> **Record set**:
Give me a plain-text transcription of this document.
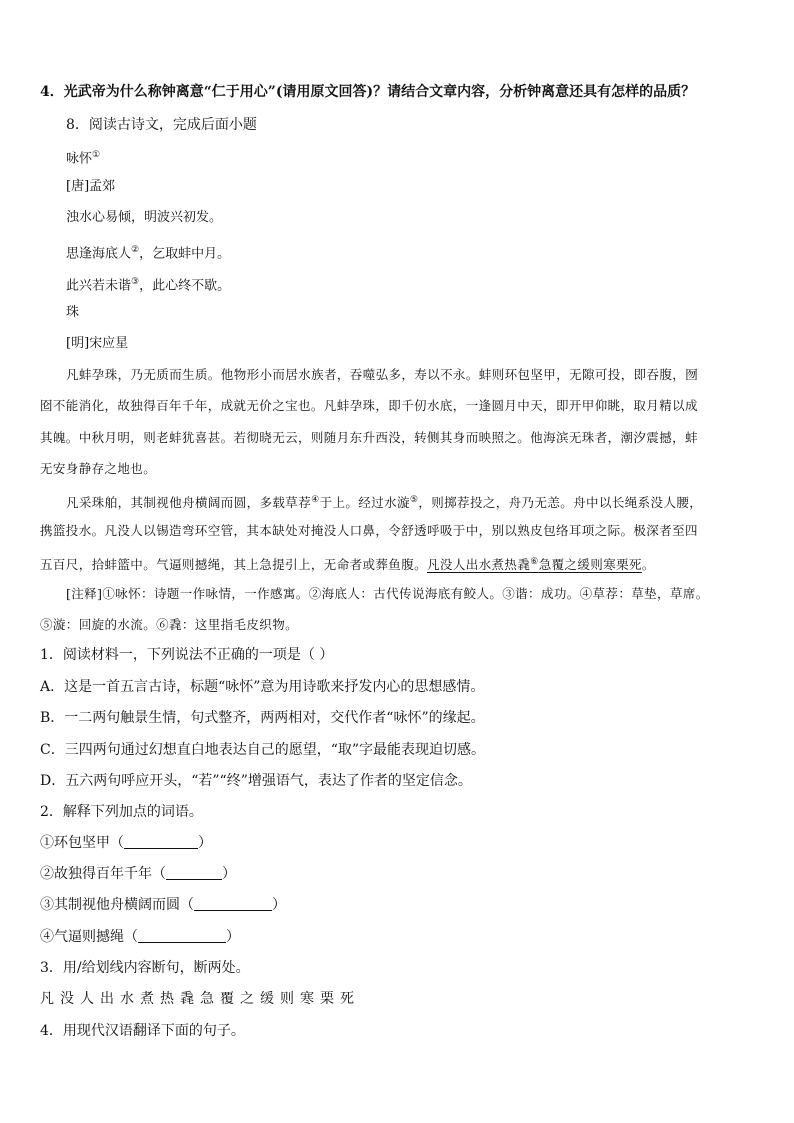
4．光武帝为什么称钟离意“仁于用心”(请用原文回答)？请结合文章内容，分析钟离意还具有怎样的品质？
8．阅读古诗文，完成后面小题
咏怀①
[唐]孟郊
浊水心易倾，明波兴初发。
思逢海底人②，乞取蚌中月。
此兴若未谐③，此心终不歇。
珠
[明]宋应星
凡蚌孕珠，乃无质而生质。他物形小而居水族者，吞噬弘多，寿以不永。蚌则环包坚甲，无隙可投，即吞腹，囫
囵不能消化，故独得百年千年，成就无价之宝也。凡蚌孕珠，即千仞水底，一逢圆月中天，即开甲仰眺，取月精以成
其魄。中秋月明，则老蚌犹喜甚。若彻晓无云，则随月东升西没，转侧其身而映照之。他海滨无珠者，潮汐震撼，蚌
无安身静存之地也。
凡采珠舶，其制视他舟横阔而圆，多载草荐④于上。经过水漩⑤，则掷荐投之，舟乃无恙。舟中以长绳系没人腰，
携篮投水。凡没人以锡造弯环空管，其本缺处对掩没人口鼻，令舒透呼吸于中，别以熟皮包络耳项之际。极深者至四
五百尺，拾蚌篮中。气逼则撼绳，其上急提引上，无命者或葬鱼腹。凡没人出水煮热毳⑥急覆之缓则寒栗死。
[注释]①咏怀：诗题一作咏情，一作感寓。②海底人：古代传说海底有鲛人。③谐：成功。④草荐：草垫，草席。
⑤漩：回旋的水流。⑥毳：这里指毛皮织物。
1．阅读材料一，下列说法不正确的一项是（ ）
A．这是一首五言古诗，标题“咏怀”意为用诗歌来抒发内心的思想感情。
B．一二两句触景生情，句式整齐，两两相对，交代作者“咏怀”的缘起。
C．三四两句通过幻想直白地表达自己的愿望，“取”字最能表现迫切感。
D．五六两句呼应开头，“若”“终”增强语气，表达了作者的坚定信念。
2．解释下列加点的词语。
①环包坚甲（	）
②故独得百年千年（	）
③其制视他舟横阔而圆（	）
④气逼则撼绳（	）
3．用/给划线内容断句，断两处。
凡没人出水煮热毳急覆之缓则寒栗死
4．用现代汉语翻译下面的句子。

> **Task to complete**: Your copy of the data above should match it exactly, except that pictures are left out.

> **Solution**:
Give me a plain-text transcription of this document.
4．光武帝为什么称钟离意“仁于用心”(请用原文回答)？请结合文章内容，分析钟离意还具有怎样的品质？
8．阅读古诗文，完成后面小题
咏怀①
[唐]孟郊
浊水心易倾，明波兴初发。
思逢海底人②，乞取蚌中月。
此兴若未谐③，此心终不歇。
珠
[明]宋应星
凡蚌孕珠，乃无质而生质。他物形小而居水族者，吞噬弘多，寿以不永。蚌则环包坚甲，无隙可投，即吞腹，囫
囵不能消化，故独得百年千年，成就无价之宝也。凡蚌孕珠，即千仞水底，一逢圆月中天，即开甲仰眺，取月精以成
其魄。中秋月明，则老蚌犹喜甚。若彻晓无云，则随月东升西没，转侧其身而映照之。他海滨无珠者，潮汐震撼，蚌
无安身静存之地也。
凡采珠舶，其制视他舟横阔而圆，多载草荐④于上。经过水漩⑤，则掷荐投之，舟乃无恙。舟中以长绳系没人腰，
携篮投水。凡没人以锡造弯环空管，其本缺处对掩没人口鼻，令舒透呼吸于中，别以熟皮包络耳项之际。极深者至四
五百尺，拾蚌篮中。气逼则撼绳，其上急提引上，无命者或葬鱼腹。凡没人出水煮热毳⑥急覆之缓则寒栗死。
[注释]①咏怀：诗题一作咏情，一作感寓。②海底人：古代传说海底有鲛人。③谐：成功。④草荐：草垫，草席。
⑤漩：回旋的水流。⑥毳：这里指毛皮织物。
1．阅读材料一，下列说法不正确的一项是（ ）
A．这是一首五言古诗，标题“咏怀”意为用诗歌来抒发内心的思想感情。
B．一二两句触景生情，句式整齐，两两相对，交代作者“咏怀”的缘起。
C．三四两句通过幻想直白地表达自己的愿望，“取”字最能表现迫切感。
D．五六两句呼应开头，“若”“终”增强语气，表达了作者的坚定信念。
2．解释下列加点的词语。
①环包坚甲（	）
②故独得百年千年（	）
③其制视他舟横阔而圆（	）
④气逼则撼绳（	）
3．用/给划线内容断句，断两处。
凡没人出水煮热毳急覆之缓则寒栗死
4．用现代汉语翻译下面的句子。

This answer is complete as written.